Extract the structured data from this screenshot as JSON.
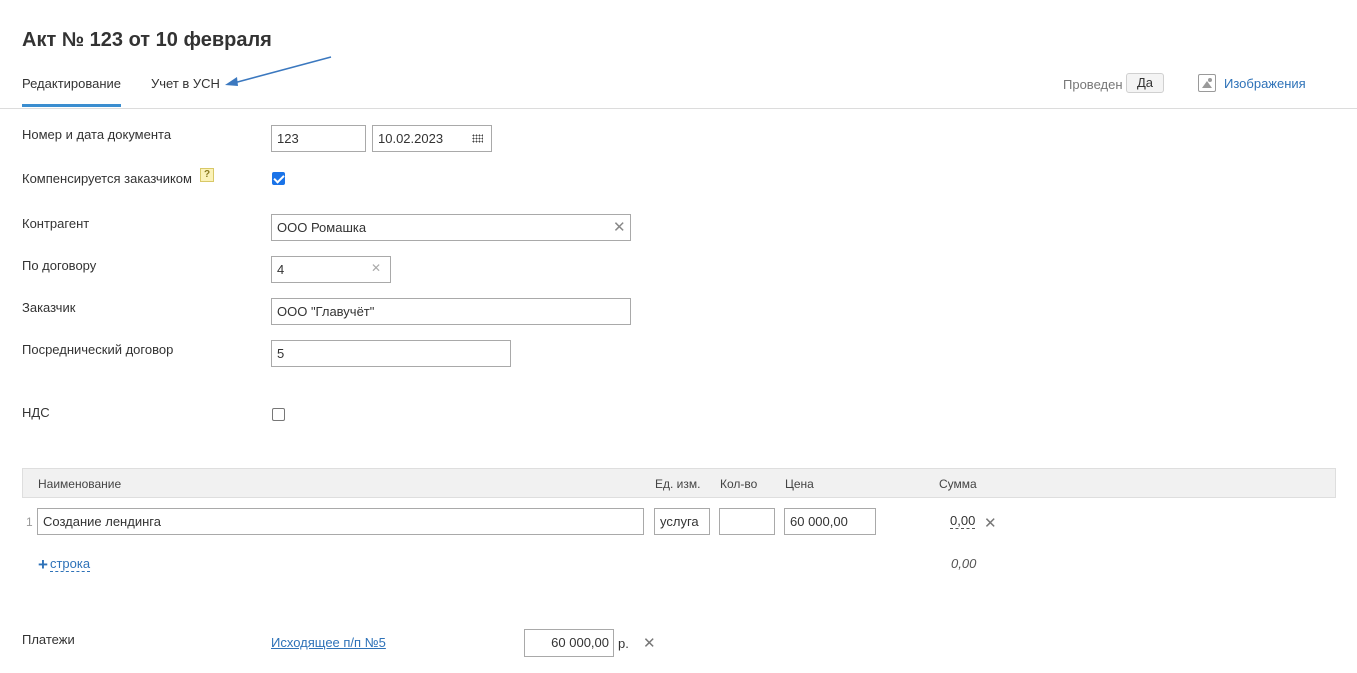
{
  "document": {
    "title": "Акт № 123 от 10 февраля"
  },
  "tabs": [
    {
      "label": "Редактирование",
      "active": true
    },
    {
      "label": "Учет в УСН",
      "active": false
    }
  ],
  "status": {
    "posted_label": "Проведен",
    "posted_value": "Да"
  },
  "images": {
    "label": "Изображения"
  },
  "form": {
    "number_date_label": "Номер и дата документа",
    "number": "123",
    "date": "10.02.2023",
    "compensated_label": "Компенсируется заказчиком",
    "compensated_checked": true,
    "help_symbol": "?",
    "counterparty_label": "Контрагент",
    "counterparty": "ООО Ромашка",
    "contract_label": "По договору",
    "contract": "4",
    "customer_label": "Заказчик",
    "customer": "ООО \"Главучёт\"",
    "agency_contract_label": "Посреднический договор",
    "agency_contract": "5",
    "vat_label": "НДС",
    "vat_checked": false
  },
  "table": {
    "columns": {
      "name": "Наименование",
      "unit": "Ед. изм.",
      "qty": "Кол-во",
      "price": "Цена",
      "sum": "Сумма"
    },
    "rows": [
      {
        "num": "1",
        "name": "Создание лендинга",
        "unit": "услуга",
        "qty": "",
        "price": "60 000,00",
        "sum": "0,00"
      }
    ],
    "add_row_plus": "+",
    "add_row_label": "строка",
    "total": "0,00"
  },
  "payments": {
    "label": "Платежи",
    "link": "Исходящее п/п №5",
    "amount": "60 000,00",
    "currency": "р."
  },
  "icons": {
    "clear": "✕",
    "delete": "✕"
  },
  "colors": {
    "accent": "#3b8ed0",
    "link": "#2e72b8",
    "checkbox": "#1a73e8",
    "arrow": "#3b78bf"
  }
}
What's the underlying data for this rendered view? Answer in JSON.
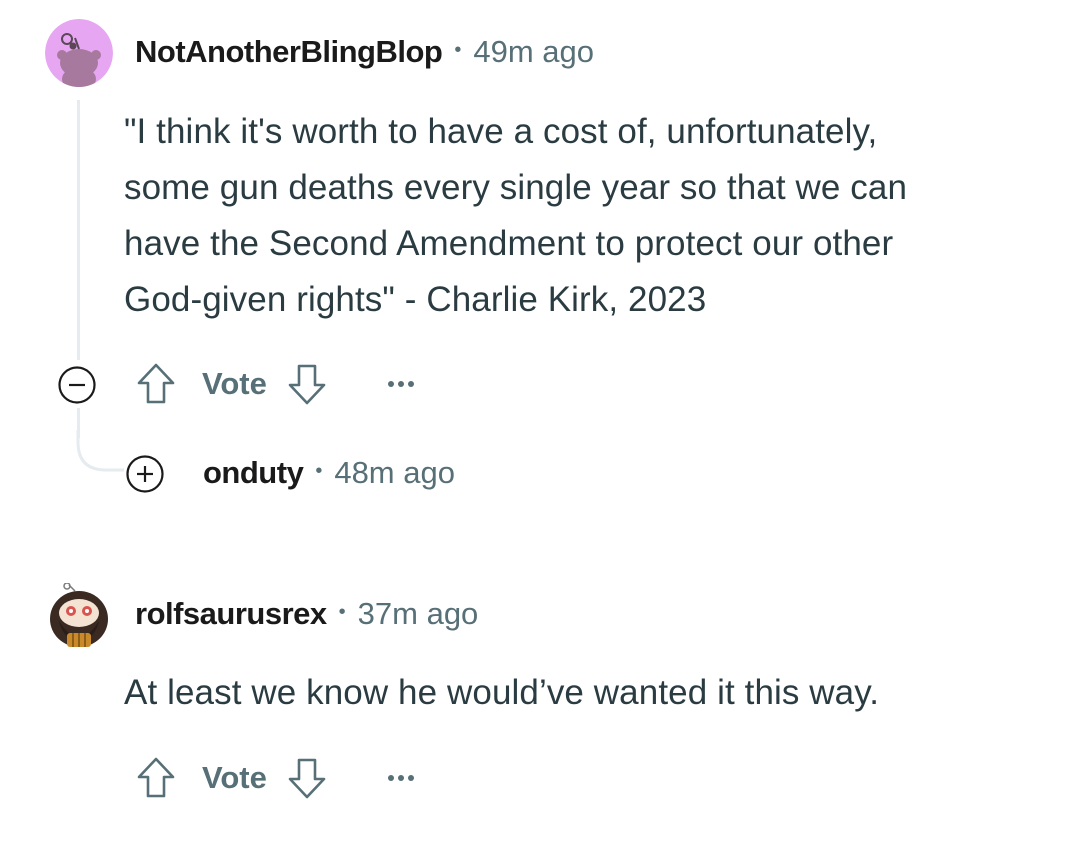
{
  "comments": [
    {
      "username": "NotAnotherBlingBlop",
      "separator": "•",
      "time": "49m ago",
      "lines": [
        "\"I think it's worth to have a cost of, unfortunately,",
        "some gun deaths every single year so that we can",
        "have the Second Amendment to protect our other",
        "God-given rights\" - Charlie Kirk, 2023"
      ],
      "vote_label": "Vote",
      "avatar_color": "#e6a6f2",
      "collapse_icon": "minus-circle-icon"
    },
    {
      "username": "onduty",
      "separator": "•",
      "time": "48m ago",
      "collapsed": true,
      "expand_icon": "plus-circle-icon"
    },
    {
      "username": "rolfsaurusrex",
      "separator": "•",
      "time": "37m ago",
      "lines": [
        "At least we know he would’ve wanted it this way."
      ],
      "vote_label": "Vote"
    }
  ],
  "colors": {
    "meta_gray": "#576f76",
    "text": "#2a3c42",
    "thread_line": "#e5ebee"
  }
}
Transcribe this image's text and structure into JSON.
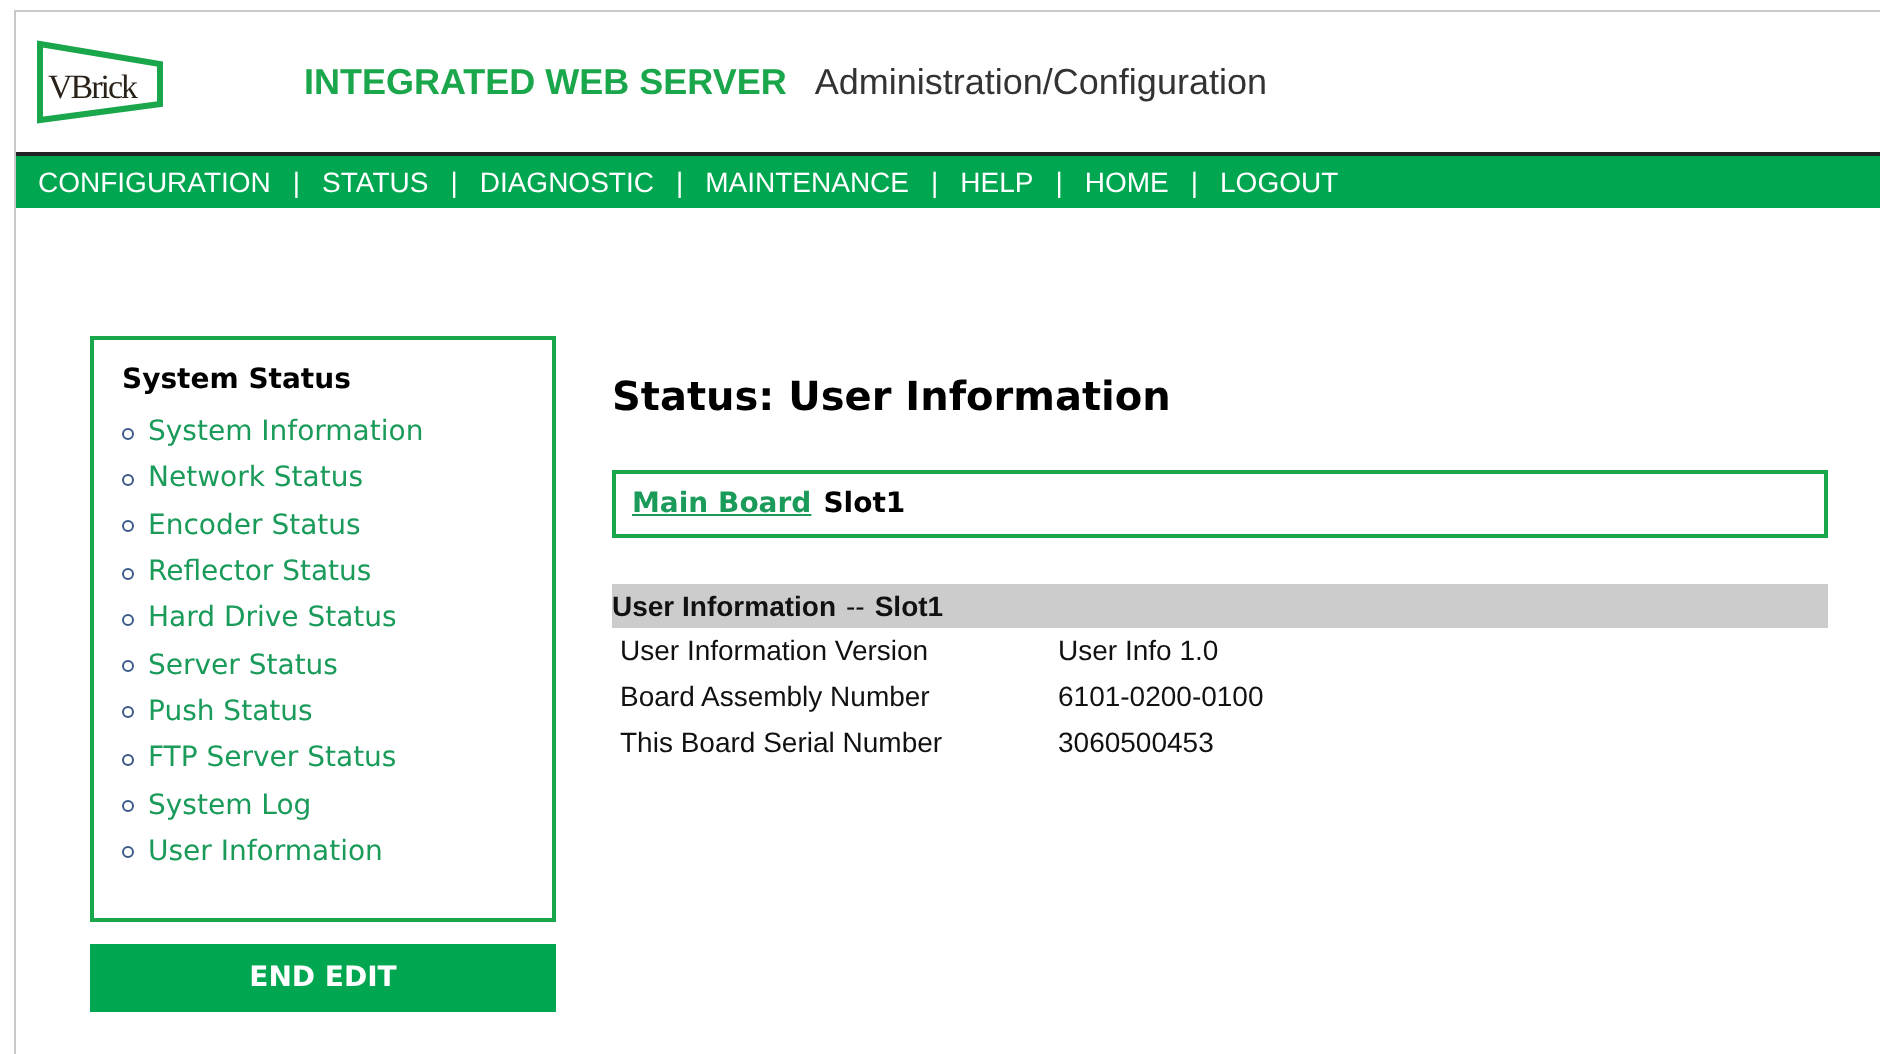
{
  "header": {
    "logo": "VBrick",
    "title": "INTEGRATED WEB SERVER",
    "subtitle": "Administration/Configuration"
  },
  "nav": [
    {
      "kind": "link",
      "label": "CONFIGURATION"
    },
    {
      "kind": "separator",
      "label": "|"
    },
    {
      "kind": "link",
      "label": "STATUS"
    },
    {
      "kind": "separator",
      "label": "|"
    },
    {
      "kind": "link",
      "label": "DIAGNOSTIC"
    },
    {
      "kind": "separator",
      "label": "|"
    },
    {
      "kind": "link",
      "label": "MAINTENANCE"
    },
    {
      "kind": "separator",
      "label": "|"
    },
    {
      "kind": "link",
      "label": "HELP"
    },
    {
      "kind": "separator",
      "label": "|"
    },
    {
      "kind": "link",
      "label": "HOME"
    },
    {
      "kind": "separator",
      "label": "|"
    },
    {
      "kind": "link",
      "label": "LOGOUT"
    }
  ],
  "sidebar": {
    "title": "System Status",
    "items": [
      "System Information",
      "Network Status",
      "Encoder Status",
      "Reflector Status",
      "Hard Drive Status",
      "Server Status",
      "Push Status",
      "FTP Server Status",
      "System Log",
      "User Information"
    ],
    "button": "END EDIT"
  },
  "main": {
    "title": "Status: User Information",
    "board_link": "Main Board",
    "board_slot": "Slot1",
    "section": {
      "title": "User Information",
      "separator": "--",
      "slot": "Slot1"
    },
    "rows": [
      {
        "label": "User Information Version",
        "value": "User Info 1.0"
      },
      {
        "label": "Board Assembly Number",
        "value": "6101-0200-0100"
      },
      {
        "label": "This Board Serial Number",
        "value": "3060500453"
      }
    ]
  }
}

**EXERCISE GOAL:**
Find every line in the records above that contains the word "circle", and copy each one.

**RESPONSE:**
      "collapse_icon": "minus-circle-icon"
      "expand_icon": "plus-circle-icon"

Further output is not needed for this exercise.